:: RECORDS FOR THIS EXERCISE
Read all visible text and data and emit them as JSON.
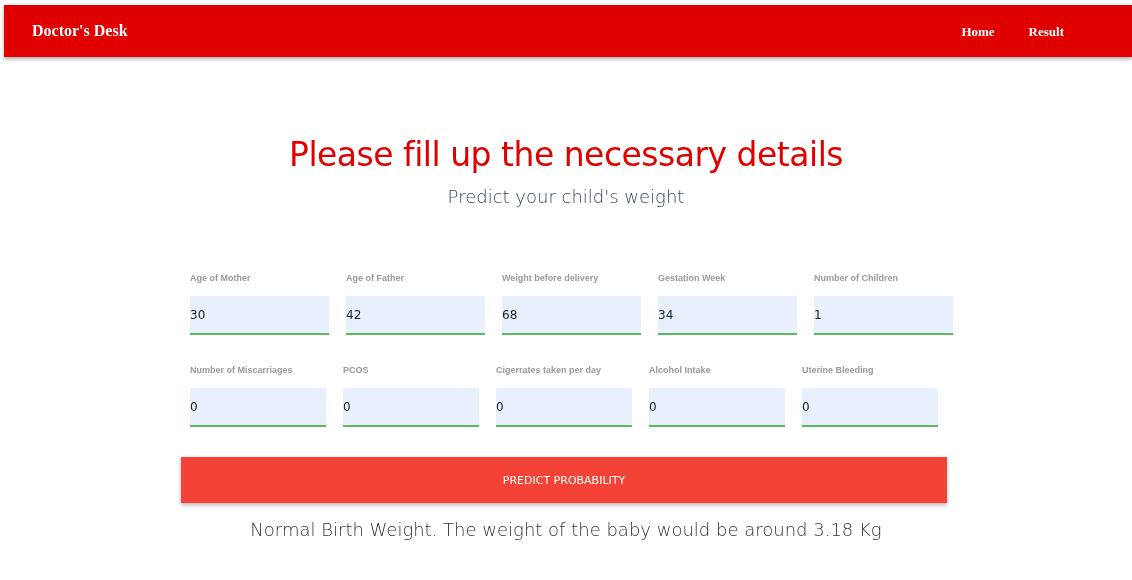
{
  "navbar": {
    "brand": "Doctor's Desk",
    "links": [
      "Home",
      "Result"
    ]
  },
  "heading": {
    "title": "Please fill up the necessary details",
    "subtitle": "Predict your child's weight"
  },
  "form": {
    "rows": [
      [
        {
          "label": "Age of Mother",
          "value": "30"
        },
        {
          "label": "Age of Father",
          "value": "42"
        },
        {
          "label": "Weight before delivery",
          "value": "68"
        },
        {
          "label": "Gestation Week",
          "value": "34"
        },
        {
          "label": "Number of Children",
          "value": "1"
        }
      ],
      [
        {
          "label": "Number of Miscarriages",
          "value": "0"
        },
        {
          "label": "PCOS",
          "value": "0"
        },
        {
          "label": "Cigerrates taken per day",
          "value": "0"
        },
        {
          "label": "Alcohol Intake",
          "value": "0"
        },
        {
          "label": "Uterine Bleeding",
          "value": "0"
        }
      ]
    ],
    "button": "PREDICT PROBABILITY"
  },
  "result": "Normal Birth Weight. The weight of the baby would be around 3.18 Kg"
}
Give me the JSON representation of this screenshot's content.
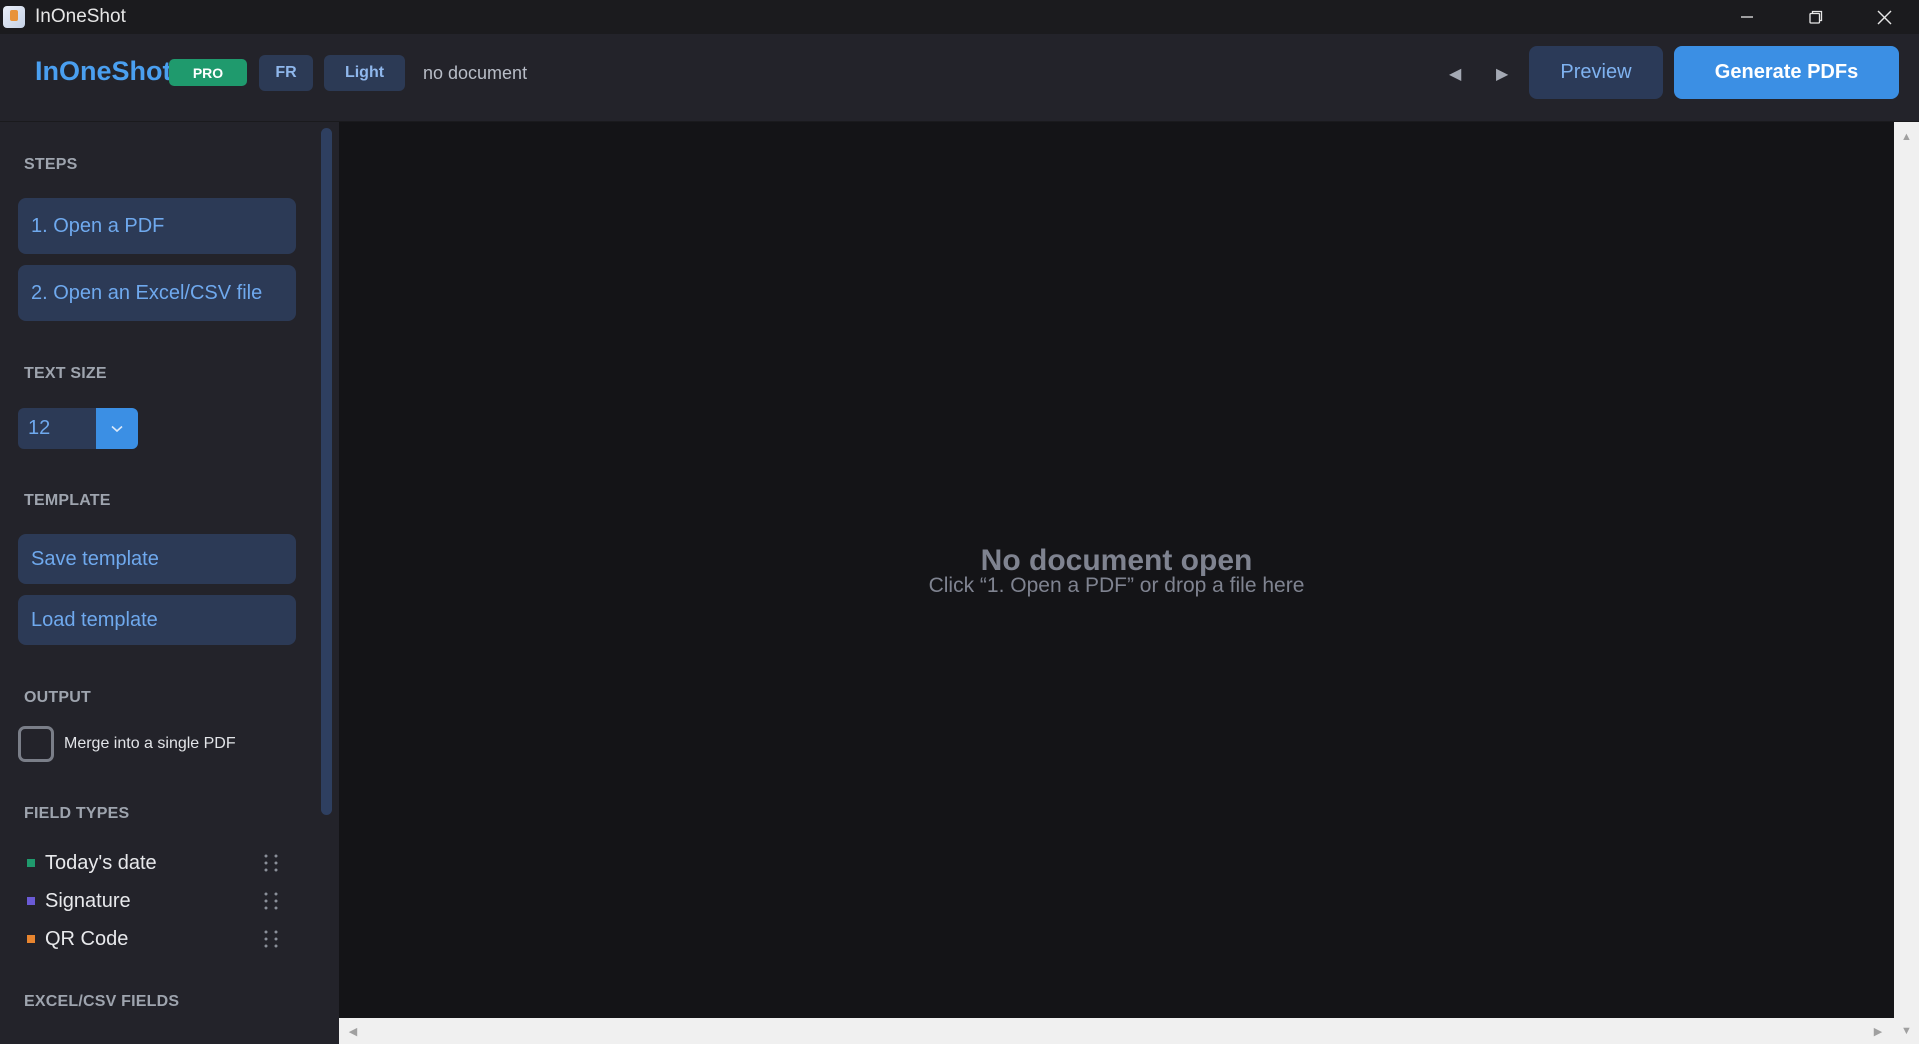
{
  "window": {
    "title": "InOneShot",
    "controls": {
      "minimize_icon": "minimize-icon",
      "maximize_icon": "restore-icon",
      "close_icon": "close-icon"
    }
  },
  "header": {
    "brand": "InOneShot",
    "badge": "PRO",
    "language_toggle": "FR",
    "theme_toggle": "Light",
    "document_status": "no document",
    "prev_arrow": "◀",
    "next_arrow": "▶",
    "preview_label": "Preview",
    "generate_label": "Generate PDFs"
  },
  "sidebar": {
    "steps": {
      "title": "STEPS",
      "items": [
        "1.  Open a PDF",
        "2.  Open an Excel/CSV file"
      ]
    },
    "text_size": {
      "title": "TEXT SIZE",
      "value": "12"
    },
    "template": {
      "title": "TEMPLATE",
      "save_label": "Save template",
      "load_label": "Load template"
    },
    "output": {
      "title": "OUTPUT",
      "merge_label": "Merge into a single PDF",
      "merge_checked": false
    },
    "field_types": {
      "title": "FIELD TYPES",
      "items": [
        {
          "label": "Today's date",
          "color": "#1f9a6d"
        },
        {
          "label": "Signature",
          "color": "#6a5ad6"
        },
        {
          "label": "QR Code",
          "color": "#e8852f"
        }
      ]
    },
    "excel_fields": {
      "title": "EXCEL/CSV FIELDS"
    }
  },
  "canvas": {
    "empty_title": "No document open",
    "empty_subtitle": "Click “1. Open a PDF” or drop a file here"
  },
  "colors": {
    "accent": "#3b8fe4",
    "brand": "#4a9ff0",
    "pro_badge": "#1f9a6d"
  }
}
::::
:: RECORDS FOR THIS EXERCISE
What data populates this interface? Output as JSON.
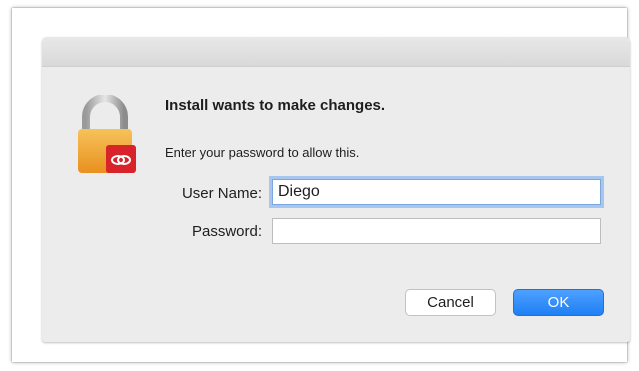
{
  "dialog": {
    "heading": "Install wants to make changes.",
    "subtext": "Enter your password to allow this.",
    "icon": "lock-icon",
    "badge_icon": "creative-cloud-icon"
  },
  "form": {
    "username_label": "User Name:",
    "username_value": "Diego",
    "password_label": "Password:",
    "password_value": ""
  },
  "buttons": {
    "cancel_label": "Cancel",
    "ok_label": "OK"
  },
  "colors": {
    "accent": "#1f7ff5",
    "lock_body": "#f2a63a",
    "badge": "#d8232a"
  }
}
::::
▸ **THE PROBLEM**
Which lines hold the string "document"? Copy all of them from the data above.

▸ **SOLUTION FOR THIS PROBLEM**
    "document_status": "no document",
    "empty_title": "No document open",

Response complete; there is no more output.